Instructions for the task | All of the records listed below should be retyped exactly.

[A run of records]

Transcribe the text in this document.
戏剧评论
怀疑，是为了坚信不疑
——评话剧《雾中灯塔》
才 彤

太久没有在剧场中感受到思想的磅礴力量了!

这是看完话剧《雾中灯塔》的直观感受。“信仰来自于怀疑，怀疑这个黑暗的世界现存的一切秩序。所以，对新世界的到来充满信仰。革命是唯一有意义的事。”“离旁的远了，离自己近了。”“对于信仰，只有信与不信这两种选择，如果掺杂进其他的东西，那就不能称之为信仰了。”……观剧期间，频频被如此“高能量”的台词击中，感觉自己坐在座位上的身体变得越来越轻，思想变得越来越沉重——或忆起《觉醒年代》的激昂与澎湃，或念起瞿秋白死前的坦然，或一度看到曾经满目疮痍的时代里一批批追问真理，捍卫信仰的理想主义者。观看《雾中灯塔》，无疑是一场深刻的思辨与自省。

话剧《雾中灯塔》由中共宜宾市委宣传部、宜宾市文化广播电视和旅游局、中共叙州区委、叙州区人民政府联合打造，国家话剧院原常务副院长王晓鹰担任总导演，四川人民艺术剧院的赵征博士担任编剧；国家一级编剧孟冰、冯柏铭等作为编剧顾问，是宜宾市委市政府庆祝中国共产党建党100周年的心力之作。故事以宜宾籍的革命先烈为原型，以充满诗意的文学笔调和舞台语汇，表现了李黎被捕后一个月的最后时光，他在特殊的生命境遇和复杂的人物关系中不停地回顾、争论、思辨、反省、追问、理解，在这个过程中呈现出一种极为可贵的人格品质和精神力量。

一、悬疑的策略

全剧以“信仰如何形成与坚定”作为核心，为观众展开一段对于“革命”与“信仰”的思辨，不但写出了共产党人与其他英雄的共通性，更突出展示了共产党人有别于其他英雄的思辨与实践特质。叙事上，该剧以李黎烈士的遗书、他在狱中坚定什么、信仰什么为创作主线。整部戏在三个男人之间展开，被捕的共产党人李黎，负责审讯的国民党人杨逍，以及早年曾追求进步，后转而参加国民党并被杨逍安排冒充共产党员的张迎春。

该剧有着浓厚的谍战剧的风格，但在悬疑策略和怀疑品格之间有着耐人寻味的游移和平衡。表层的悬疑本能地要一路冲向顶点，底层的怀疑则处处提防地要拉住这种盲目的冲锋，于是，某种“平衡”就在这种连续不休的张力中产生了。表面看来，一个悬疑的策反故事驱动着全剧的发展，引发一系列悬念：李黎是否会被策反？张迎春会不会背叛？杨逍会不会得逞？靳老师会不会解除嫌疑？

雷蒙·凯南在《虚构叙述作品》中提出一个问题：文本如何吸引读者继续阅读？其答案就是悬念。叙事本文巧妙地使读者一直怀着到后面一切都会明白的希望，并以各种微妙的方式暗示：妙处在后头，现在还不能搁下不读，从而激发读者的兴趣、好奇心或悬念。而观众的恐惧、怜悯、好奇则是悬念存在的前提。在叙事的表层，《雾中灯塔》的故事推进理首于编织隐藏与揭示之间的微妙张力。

Exercise response |
Transcribe the text in this document.
戏剧评论
怀疑，是为了坚信不疑
——评话剧《雾中灯塔》
才 彤

太久没有在剧场中感受到思想的磅礴力量了!

这是看完话剧《雾中灯塔》的直观感受。“信仰来自于怀疑，怀疑这个黑暗的世界现存的一切秩序。所以，对新世界的到来充满信仰。革命是唯一有意义的事。”“离旁的远了，离自己近了。”“对于信仰，只有信与不信这两种选择，如果掺杂进其他的东西，那就不能称之为信仰了。”……观剧期间，频频被如此“高能量”的台词击中，感觉自己坐在座位上的身体变得越来越轻，思想变得越来越沉重——或忆起《觉醒年代》的激昂与澎湃，或念起瞿秋白死前的坦然，或一度看到曾经满目疮痍的时代里一批批追问真理，捍卫信仰的理想主义者。观看《雾中灯塔》，无疑是一场深刻的思辨与自省。

话剧《雾中灯塔》由中共宜宾市委宣传部、宜宾市文化广播电视和旅游局、中共叙州区委、叙州区人民政府联合打造，国家话剧院原常务副院长王晓鹰担任总导演，四川人民艺术剧院的赵征博士担任编剧；国家一级编剧孟冰、冯柏铭等作为编剧顾问，是宜宾市委市政府庆祝中国共产党建党100周年的心力之作。故事以宜宾籍的革命先烈为原型，以充满诗意的文学笔调和舞台语汇，表现了李黎被捕后一个月的最后时光，他在特殊的生命境遇和复杂的人物关系中不停地回顾、争论、思辨、反省、追问、理解，在这个过程中呈现出一种极为可贵的人格品质和精神力量。

一、悬疑的策略

全剧以“信仰如何形成与坚定”作为核心，为观众展开一段对于“革命”与“信仰”的思辨，不但写出了共产党人与其他英雄的共通性，更突出展示了共产党人有别于其他英雄的思辨与实践特质。叙事上，该剧以李黎烈士的遗书、他在狱中坚定什么、信仰什么为创作主线。整部戏在三个男人之间展开，被捕的共产党人李黎，负责审讯的国民党人杨逍，以及早年曾追求进步，后转而参加国民党并被杨逍安排冒充共产党员的张迎春。

该剧有着浓厚的谍战剧的风格，但在悬疑策略和怀疑品格之间有着耐人寻味的游移和平衡。表层的悬疑本能地要一路冲向顶点，底层的怀疑则处处提防地要拉住这种盲目的冲锋，于是，某种“平衡”就在这种连续不休的张力中产生了。表面看来，一个悬疑的策反故事驱动着全剧的发展，引发一系列悬念：李黎是否会被策反？张迎春会不会背叛？杨逍会不会得逞？靳老师会不会解除嫌疑？

雷蒙·凯南在《虚构叙述作品》中提出一个问题：文本如何吸引读者继续阅读？其答案就是悬念。叙事本文巧妙地使读者一直怀着到后面一切都会明白的希望，并以各种微妙的方式暗示：妙处在后头，现在还不能搁下不读，从而激发读者的兴趣、好奇心或悬念。而观众的恐惧、怜悯、好奇则是悬念存在的前提。在叙事的表层，《雾中灯塔》的故事推进理首于编织隐藏与揭示之间的微妙张力。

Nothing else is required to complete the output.